_TASK_
Can you reproduce the lines from the line with "Patent image size: (689, 924)." to the line with "The switch 35 is at (393, 398).", changing "charging socket" to "charging receptacle" and keeping everything else identical? Return only those lines.

Stored records:
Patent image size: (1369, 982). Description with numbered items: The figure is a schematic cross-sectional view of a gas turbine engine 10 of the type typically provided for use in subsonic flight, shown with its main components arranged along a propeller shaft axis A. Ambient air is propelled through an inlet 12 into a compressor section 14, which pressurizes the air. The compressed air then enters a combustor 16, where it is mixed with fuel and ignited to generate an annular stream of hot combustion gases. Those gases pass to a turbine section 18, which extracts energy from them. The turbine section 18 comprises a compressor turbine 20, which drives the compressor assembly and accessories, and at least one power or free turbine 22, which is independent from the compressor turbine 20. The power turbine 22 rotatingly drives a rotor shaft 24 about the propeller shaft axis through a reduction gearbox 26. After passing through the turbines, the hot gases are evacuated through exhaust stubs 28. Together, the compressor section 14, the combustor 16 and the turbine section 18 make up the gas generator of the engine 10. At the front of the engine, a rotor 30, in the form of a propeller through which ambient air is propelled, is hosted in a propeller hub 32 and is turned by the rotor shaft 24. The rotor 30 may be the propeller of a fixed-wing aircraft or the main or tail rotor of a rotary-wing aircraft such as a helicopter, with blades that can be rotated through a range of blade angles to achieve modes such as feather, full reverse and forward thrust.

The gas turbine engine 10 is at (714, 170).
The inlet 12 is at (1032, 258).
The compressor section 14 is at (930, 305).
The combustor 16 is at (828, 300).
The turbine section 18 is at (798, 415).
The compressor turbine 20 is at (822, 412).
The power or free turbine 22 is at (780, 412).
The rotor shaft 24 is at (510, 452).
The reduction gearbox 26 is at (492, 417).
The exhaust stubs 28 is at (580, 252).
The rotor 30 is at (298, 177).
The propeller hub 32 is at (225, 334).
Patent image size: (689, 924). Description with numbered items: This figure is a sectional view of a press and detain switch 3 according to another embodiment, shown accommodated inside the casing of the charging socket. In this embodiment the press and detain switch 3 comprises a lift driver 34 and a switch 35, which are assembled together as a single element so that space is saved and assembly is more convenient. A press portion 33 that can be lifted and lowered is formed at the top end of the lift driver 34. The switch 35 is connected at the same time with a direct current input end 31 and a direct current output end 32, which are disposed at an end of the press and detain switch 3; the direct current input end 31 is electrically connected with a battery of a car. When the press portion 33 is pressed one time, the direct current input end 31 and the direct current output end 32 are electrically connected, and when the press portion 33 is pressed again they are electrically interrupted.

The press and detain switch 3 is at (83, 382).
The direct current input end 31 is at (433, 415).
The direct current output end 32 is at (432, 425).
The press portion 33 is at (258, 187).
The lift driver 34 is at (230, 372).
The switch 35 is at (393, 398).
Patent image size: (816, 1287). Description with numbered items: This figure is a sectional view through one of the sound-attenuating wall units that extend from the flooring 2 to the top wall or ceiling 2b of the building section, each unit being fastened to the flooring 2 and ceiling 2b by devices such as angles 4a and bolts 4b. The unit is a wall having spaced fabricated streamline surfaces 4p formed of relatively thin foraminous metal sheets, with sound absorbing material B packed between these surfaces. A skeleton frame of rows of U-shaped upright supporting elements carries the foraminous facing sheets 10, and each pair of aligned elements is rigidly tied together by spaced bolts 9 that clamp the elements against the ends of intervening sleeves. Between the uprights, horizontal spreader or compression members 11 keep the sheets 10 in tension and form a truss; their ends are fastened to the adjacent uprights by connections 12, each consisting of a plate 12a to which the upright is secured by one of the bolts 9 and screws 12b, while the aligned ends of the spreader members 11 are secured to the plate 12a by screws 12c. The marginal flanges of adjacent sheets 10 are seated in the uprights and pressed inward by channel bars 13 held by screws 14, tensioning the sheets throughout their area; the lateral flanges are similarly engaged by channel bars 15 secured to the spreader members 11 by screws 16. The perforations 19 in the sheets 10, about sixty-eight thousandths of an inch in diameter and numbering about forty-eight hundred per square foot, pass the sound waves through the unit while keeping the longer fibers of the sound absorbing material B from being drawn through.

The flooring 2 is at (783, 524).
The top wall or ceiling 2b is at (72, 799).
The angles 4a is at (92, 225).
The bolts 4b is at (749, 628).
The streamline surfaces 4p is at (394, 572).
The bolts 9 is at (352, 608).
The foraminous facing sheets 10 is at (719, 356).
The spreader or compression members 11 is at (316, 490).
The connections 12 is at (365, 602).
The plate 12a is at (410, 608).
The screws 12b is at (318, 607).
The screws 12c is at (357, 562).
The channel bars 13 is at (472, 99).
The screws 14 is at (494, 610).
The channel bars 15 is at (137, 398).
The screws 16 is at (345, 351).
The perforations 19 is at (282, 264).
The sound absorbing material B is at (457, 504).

_FULL ANSWER_
Patent image size: (689, 924). Description with numbered items: This figure is a sectional view of a press and detain switch 3 according to another embodiment, shown accommodated inside the casing of the charging receptacle. In this embodiment the press and detain switch 3 comprises a lift driver 34 and a switch 35, which are assembled together as a single element so that space is saved and assembly is more convenient. A press portion 33 that can be lifted and lowered is formed at the top end of the lift driver 34. The switch 35 is connected at the same time with a direct current input end 31 and a direct current output end 32, which are disposed at an end of the press and detain switch 3; the direct current input end 31 is electrically connected with a battery of a car. When the press portion 33 is pressed one time, the direct current input end 31 and the direct current output end 32 are electrically connected, and when the press portion 33 is pressed again they are electrically interrupted.

The press and detain switch 3 is at (83, 382).
The direct current input end 31 is at (433, 415).
The direct current output end 32 is at (432, 425).
The press portion 33 is at (258, 187).
The lift driver 34 is at (230, 372).
The switch 35 is at (393, 398).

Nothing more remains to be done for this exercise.